— WHAT YOU HAVE TO DO —
Determine how many lines contain the string "values". Respond with that number and nothing more.

***** ENTRIES SUPPLIED *****

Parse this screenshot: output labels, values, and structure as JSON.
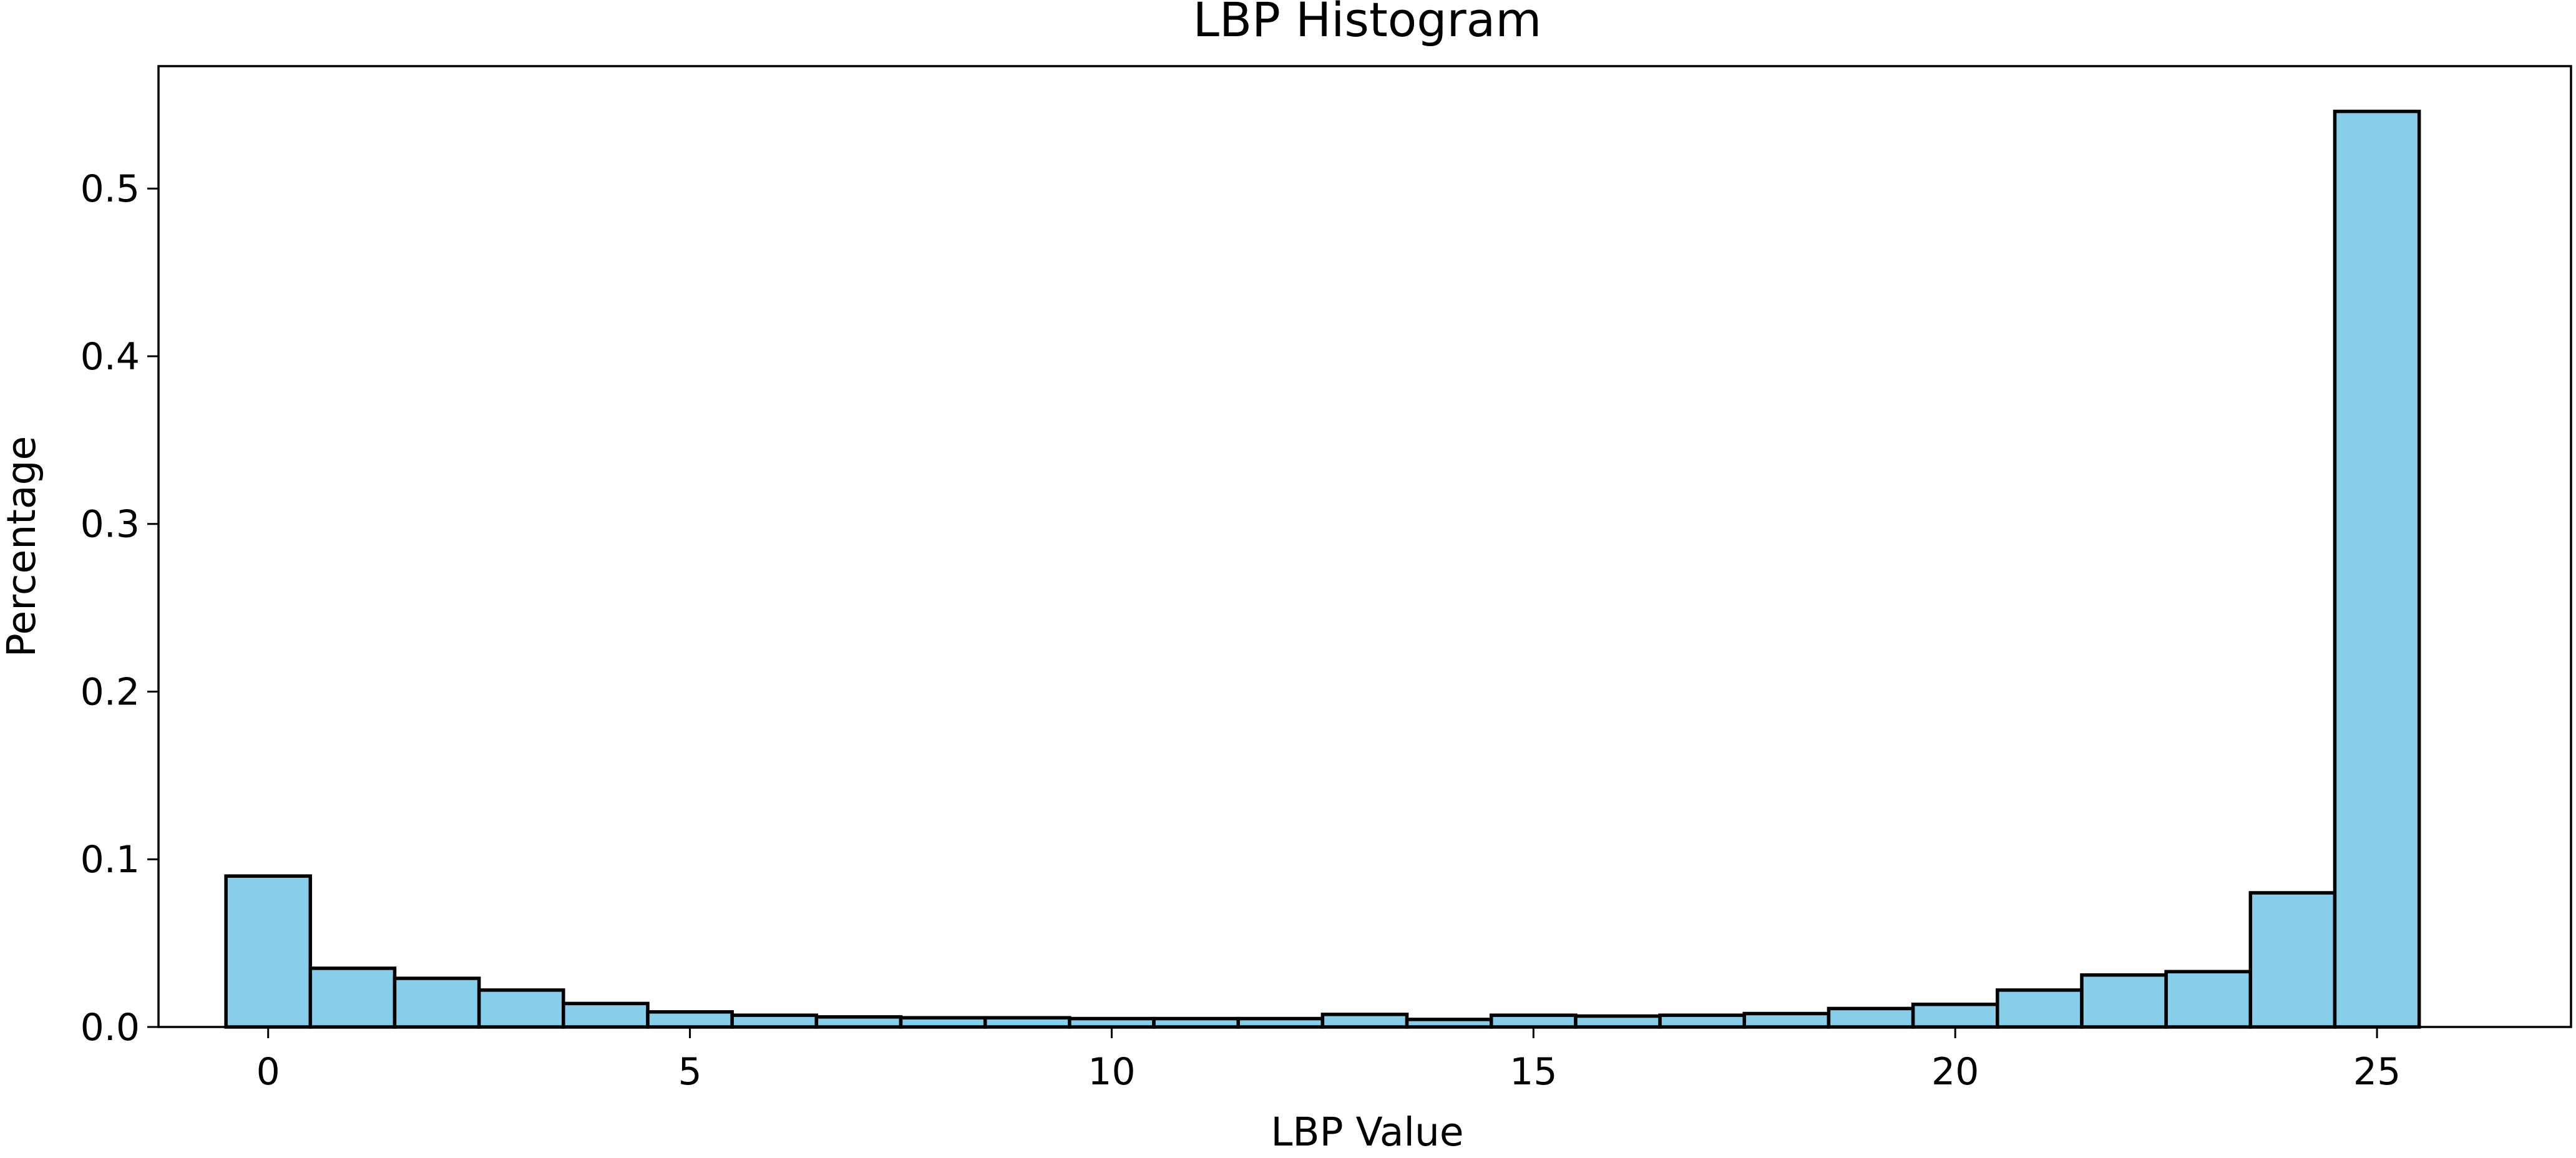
{
  "chart_data": {
    "type": "bar",
    "title": "LBP Histogram",
    "xlabel": "LBP Value",
    "ylabel": "Percentage",
    "x": [
      0,
      1,
      2,
      3,
      4,
      5,
      6,
      7,
      8,
      9,
      10,
      11,
      12,
      13,
      14,
      15,
      16,
      17,
      18,
      19,
      20,
      21,
      22,
      23,
      24,
      25
    ],
    "values": [
      0.09,
      0.035,
      0.029,
      0.022,
      0.014,
      0.009,
      0.007,
      0.006,
      0.0055,
      0.0055,
      0.005,
      0.005,
      0.005,
      0.0075,
      0.0045,
      0.007,
      0.0065,
      0.007,
      0.008,
      0.011,
      0.0135,
      0.022,
      0.031,
      0.033,
      0.08,
      0.546
    ],
    "xlim": [
      -1.3,
      27.3
    ],
    "ylim": [
      0,
      0.573
    ],
    "xticks": [
      0,
      5,
      10,
      15,
      20,
      25
    ],
    "yticks": [
      0.0,
      0.1,
      0.2,
      0.3,
      0.4,
      0.5
    ],
    "yticks_labels": [
      "0.0",
      "0.1",
      "0.2",
      "0.3",
      "0.4",
      "0.5"
    ],
    "bar_color": "#87CEEB",
    "edge_color": "#000000",
    "grid": false
  }
}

*****

— WRITTEN SOLUTION —
2